**What is required**: Every line of the data below is to be written out again exactly.

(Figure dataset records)
--- START ---
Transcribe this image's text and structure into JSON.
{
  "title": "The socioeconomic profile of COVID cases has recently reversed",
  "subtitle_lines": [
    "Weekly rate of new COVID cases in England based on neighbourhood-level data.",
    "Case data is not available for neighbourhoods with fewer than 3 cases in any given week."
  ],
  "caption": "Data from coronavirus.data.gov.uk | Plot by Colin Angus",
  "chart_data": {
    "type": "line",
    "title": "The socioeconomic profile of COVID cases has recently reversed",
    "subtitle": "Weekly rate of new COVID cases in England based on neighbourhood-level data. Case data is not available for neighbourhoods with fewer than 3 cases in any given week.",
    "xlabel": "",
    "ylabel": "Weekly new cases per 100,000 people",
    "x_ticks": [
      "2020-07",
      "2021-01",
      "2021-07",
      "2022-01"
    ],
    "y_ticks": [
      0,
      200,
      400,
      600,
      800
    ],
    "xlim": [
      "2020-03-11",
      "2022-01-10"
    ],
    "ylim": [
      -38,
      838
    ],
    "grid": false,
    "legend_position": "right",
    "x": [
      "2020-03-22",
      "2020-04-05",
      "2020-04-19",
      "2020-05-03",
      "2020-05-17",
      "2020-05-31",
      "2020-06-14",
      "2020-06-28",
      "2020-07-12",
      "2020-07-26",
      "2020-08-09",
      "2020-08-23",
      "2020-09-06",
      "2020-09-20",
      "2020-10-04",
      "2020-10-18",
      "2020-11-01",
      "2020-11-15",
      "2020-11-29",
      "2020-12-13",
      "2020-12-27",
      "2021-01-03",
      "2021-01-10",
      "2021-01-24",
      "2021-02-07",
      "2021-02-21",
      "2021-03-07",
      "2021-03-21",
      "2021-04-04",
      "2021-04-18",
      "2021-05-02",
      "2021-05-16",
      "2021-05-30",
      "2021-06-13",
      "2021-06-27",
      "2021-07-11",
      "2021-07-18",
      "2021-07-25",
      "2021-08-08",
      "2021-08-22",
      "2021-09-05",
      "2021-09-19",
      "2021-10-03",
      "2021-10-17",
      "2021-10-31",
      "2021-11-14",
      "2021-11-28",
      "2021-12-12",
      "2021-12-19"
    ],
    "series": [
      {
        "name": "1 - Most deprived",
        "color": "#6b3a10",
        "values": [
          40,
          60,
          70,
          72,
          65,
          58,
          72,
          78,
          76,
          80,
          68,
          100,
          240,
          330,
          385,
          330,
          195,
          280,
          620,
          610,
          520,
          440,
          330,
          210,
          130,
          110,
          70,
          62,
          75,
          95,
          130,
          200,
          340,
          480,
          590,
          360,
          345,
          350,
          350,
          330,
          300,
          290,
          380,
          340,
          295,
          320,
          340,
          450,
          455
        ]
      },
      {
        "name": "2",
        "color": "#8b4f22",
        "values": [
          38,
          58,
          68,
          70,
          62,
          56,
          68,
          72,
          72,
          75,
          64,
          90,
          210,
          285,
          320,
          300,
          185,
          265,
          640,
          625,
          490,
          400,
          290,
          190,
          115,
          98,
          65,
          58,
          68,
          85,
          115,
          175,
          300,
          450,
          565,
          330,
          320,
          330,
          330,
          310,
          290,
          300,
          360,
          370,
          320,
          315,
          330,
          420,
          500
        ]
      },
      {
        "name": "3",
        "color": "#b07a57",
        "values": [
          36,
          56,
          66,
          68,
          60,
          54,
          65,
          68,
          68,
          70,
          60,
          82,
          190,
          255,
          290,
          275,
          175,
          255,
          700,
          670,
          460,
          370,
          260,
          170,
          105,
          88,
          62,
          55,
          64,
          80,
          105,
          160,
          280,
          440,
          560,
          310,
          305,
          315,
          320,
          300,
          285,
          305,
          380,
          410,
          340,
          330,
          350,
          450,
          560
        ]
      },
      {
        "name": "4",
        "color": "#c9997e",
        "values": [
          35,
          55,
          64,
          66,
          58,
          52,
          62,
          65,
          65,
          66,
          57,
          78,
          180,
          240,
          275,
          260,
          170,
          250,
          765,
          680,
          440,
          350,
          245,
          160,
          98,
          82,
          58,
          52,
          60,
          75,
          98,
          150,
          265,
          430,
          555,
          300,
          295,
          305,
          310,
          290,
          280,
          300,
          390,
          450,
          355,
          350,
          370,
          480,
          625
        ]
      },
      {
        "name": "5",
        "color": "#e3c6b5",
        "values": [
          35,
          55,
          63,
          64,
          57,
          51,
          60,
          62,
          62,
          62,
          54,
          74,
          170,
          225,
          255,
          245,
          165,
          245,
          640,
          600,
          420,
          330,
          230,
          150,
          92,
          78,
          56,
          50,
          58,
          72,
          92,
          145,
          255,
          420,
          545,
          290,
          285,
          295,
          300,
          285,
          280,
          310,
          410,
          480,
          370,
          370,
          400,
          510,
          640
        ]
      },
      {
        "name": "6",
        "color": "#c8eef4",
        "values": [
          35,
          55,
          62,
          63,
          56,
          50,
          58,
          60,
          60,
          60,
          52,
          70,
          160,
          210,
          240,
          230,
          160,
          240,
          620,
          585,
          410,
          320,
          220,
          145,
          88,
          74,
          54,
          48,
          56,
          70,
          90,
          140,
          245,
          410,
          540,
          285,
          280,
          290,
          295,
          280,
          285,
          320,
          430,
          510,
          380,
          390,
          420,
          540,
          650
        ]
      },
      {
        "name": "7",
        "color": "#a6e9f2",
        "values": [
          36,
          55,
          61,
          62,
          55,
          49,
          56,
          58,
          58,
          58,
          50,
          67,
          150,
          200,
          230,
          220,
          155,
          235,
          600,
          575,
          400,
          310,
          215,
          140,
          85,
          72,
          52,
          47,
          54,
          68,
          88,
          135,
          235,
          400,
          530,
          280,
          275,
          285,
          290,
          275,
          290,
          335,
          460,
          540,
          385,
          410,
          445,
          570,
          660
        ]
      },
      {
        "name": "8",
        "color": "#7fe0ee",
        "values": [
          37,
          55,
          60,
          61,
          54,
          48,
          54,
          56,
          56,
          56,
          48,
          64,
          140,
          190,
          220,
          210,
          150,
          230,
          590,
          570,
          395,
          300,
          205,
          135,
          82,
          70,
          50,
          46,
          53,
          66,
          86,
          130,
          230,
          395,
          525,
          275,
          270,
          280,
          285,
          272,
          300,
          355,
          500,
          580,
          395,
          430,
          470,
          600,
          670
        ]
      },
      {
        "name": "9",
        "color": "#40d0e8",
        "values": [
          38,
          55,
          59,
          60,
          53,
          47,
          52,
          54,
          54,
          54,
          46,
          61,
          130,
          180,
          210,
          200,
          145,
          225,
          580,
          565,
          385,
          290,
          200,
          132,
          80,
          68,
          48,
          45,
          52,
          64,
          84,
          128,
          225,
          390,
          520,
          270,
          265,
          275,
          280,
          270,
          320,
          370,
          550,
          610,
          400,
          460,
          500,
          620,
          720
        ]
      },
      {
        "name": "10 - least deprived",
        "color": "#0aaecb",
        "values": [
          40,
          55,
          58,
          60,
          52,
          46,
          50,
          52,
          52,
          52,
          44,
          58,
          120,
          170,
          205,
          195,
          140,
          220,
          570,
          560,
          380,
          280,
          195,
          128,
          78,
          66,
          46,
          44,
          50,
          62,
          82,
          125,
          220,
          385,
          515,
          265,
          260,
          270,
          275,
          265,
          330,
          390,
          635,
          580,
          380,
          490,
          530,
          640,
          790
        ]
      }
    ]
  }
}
--- END ---
**Response to the task**:
Transcribe this image's text and structure into JSON.
{
  "title": "The socioeconomic profile of COVID cases has recently reversed",
  "subtitle_lines": [
    "Weekly rate of new COVID cases in England based on neighbourhood-level data.",
    "Case data is not available for neighbourhoods with fewer than 3 cases in any given week."
  ],
  "caption": "Data from coronavirus.data.gov.uk | Plot by Colin Angus",
  "chart_data": {
    "type": "line",
    "title": "The socioeconomic profile of COVID cases has recently reversed",
    "subtitle": "Weekly rate of new COVID cases in England based on neighbourhood-level data. Case data is not available for neighbourhoods with fewer than 3 cases in any given week.",
    "xlabel": "",
    "ylabel": "Weekly new cases per 100,000 people",
    "x_ticks": [
      "2020-07",
      "2021-01",
      "2021-07",
      "2022-01"
    ],
    "y_ticks": [
      0,
      200,
      400,
      600,
      800
    ],
    "xlim": [
      "2020-03-11",
      "2022-01-10"
    ],
    "ylim": [
      -38,
      838
    ],
    "grid": false,
    "legend_position": "right",
    "x": [
      "2020-03-22",
      "2020-04-05",
      "2020-04-19",
      "2020-05-03",
      "2020-05-17",
      "2020-05-31",
      "2020-06-14",
      "2020-06-28",
      "2020-07-12",
      "2020-07-26",
      "2020-08-09",
      "2020-08-23",
      "2020-09-06",
      "2020-09-20",
      "2020-10-04",
      "2020-10-18",
      "2020-11-01",
      "2020-11-15",
      "2020-11-29",
      "2020-12-13",
      "2020-12-27",
      "2021-01-03",
      "2021-01-10",
      "2021-01-24",
      "2021-02-07",
      "2021-02-21",
      "2021-03-07",
      "2021-03-21",
      "2021-04-04",
      "2021-04-18",
      "2021-05-02",
      "2021-05-16",
      "2021-05-30",
      "2021-06-13",
      "2021-06-27",
      "2021-07-11",
      "2021-07-18",
      "2021-07-25",
      "2021-08-08",
      "2021-08-22",
      "2021-09-05",
      "2021-09-19",
      "2021-10-03",
      "2021-10-17",
      "2021-10-31",
      "2021-11-14",
      "2021-11-28",
      "2021-12-12",
      "2021-12-19"
    ],
    "series": [
      {
        "name": "1 - Most deprived",
        "color": "#6b3a10",
        "values": [
          40,
          60,
          70,
          72,
          65,
          58,
          72,
          78,
          76,
          80,
          68,
          100,
          240,
          330,
          385,
          330,
          195,
          280,
          620,
          610,
          520,
          440,
          330,
          210,
          130,
          110,
          70,
          62,
          75,
          95,
          130,
          200,
          340,
          480,
          590,
          360,
          345,
          350,
          350,
          330,
          300,
          290,
          380,
          340,
          295,
          320,
          340,
          450,
          455
        ]
      },
      {
        "name": "2",
        "color": "#8b4f22",
        "values": [
          38,
          58,
          68,
          70,
          62,
          56,
          68,
          72,
          72,
          75,
          64,
          90,
          210,
          285,
          320,
          300,
          185,
          265,
          640,
          625,
          490,
          400,
          290,
          190,
          115,
          98,
          65,
          58,
          68,
          85,
          115,
          175,
          300,
          450,
          565,
          330,
          320,
          330,
          330,
          310,
          290,
          300,
          360,
          370,
          320,
          315,
          330,
          420,
          500
        ]
      },
      {
        "name": "3",
        "color": "#b07a57",
        "values": [
          36,
          56,
          66,
          68,
          60,
          54,
          65,
          68,
          68,
          70,
          60,
          82,
          190,
          255,
          290,
          275,
          175,
          255,
          700,
          670,
          460,
          370,
          260,
          170,
          105,
          88,
          62,
          55,
          64,
          80,
          105,
          160,
          280,
          440,
          560,
          310,
          305,
          315,
          320,
          300,
          285,
          305,
          380,
          410,
          340,
          330,
          350,
          450,
          560
        ]
      },
      {
        "name": "4",
        "color": "#c9997e",
        "values": [
          35,
          55,
          64,
          66,
          58,
          52,
          62,
          65,
          65,
          66,
          57,
          78,
          180,
          240,
          275,
          260,
          170,
          250,
          765,
          680,
          440,
          350,
          245,
          160,
          98,
          82,
          58,
          52,
          60,
          75,
          98,
          150,
          265,
          430,
          555,
          300,
          295,
          305,
          310,
          290,
          280,
          300,
          390,
          450,
          355,
          350,
          370,
          480,
          625
        ]
      },
      {
        "name": "5",
        "color": "#e3c6b5",
        "values": [
          35,
          55,
          63,
          64,
          57,
          51,
          60,
          62,
          62,
          62,
          54,
          74,
          170,
          225,
          255,
          245,
          165,
          245,
          640,
          600,
          420,
          330,
          230,
          150,
          92,
          78,
          56,
          50,
          58,
          72,
          92,
          145,
          255,
          420,
          545,
          290,
          285,
          295,
          300,
          285,
          280,
          310,
          410,
          480,
          370,
          370,
          400,
          510,
          640
        ]
      },
      {
        "name": "6",
        "color": "#c8eef4",
        "values": [
          35,
          55,
          62,
          63,
          56,
          50,
          58,
          60,
          60,
          60,
          52,
          70,
          160,
          210,
          240,
          230,
          160,
          240,
          620,
          585,
          410,
          320,
          220,
          145,
          88,
          74,
          54,
          48,
          56,
          70,
          90,
          140,
          245,
          410,
          540,
          285,
          280,
          290,
          295,
          280,
          285,
          320,
          430,
          510,
          380,
          390,
          420,
          540,
          650
        ]
      },
      {
        "name": "7",
        "color": "#a6e9f2",
        "values": [
          36,
          55,
          61,
          62,
          55,
          49,
          56,
          58,
          58,
          58,
          50,
          67,
          150,
          200,
          230,
          220,
          155,
          235,
          600,
          575,
          400,
          310,
          215,
          140,
          85,
          72,
          52,
          47,
          54,
          68,
          88,
          135,
          235,
          400,
          530,
          280,
          275,
          285,
          290,
          275,
          290,
          335,
          460,
          540,
          385,
          410,
          445,
          570,
          660
        ]
      },
      {
        "name": "8",
        "color": "#7fe0ee",
        "values": [
          37,
          55,
          60,
          61,
          54,
          48,
          54,
          56,
          56,
          56,
          48,
          64,
          140,
          190,
          220,
          210,
          150,
          230,
          590,
          570,
          395,
          300,
          205,
          135,
          82,
          70,
          50,
          46,
          53,
          66,
          86,
          130,
          230,
          395,
          525,
          275,
          270,
          280,
          285,
          272,
          300,
          355,
          500,
          580,
          395,
          430,
          470,
          600,
          670
        ]
      },
      {
        "name": "9",
        "color": "#40d0e8",
        "values": [
          38,
          55,
          59,
          60,
          53,
          47,
          52,
          54,
          54,
          54,
          46,
          61,
          130,
          180,
          210,
          200,
          145,
          225,
          580,
          565,
          385,
          290,
          200,
          132,
          80,
          68,
          48,
          45,
          52,
          64,
          84,
          128,
          225,
          390,
          520,
          270,
          265,
          275,
          280,
          270,
          320,
          370,
          550,
          610,
          400,
          460,
          500,
          620,
          720
        ]
      },
      {
        "name": "10 - least deprived",
        "color": "#0aaecb",
        "values": [
          40,
          55,
          58,
          60,
          52,
          46,
          50,
          52,
          52,
          52,
          44,
          58,
          120,
          170,
          205,
          195,
          140,
          220,
          570,
          560,
          380,
          280,
          195,
          128,
          78,
          66,
          46,
          44,
          50,
          62,
          82,
          125,
          220,
          385,
          515,
          265,
          260,
          270,
          275,
          265,
          330,
          390,
          635,
          580,
          380,
          490,
          530,
          640,
          790
        ]
      }
    ]
  }
}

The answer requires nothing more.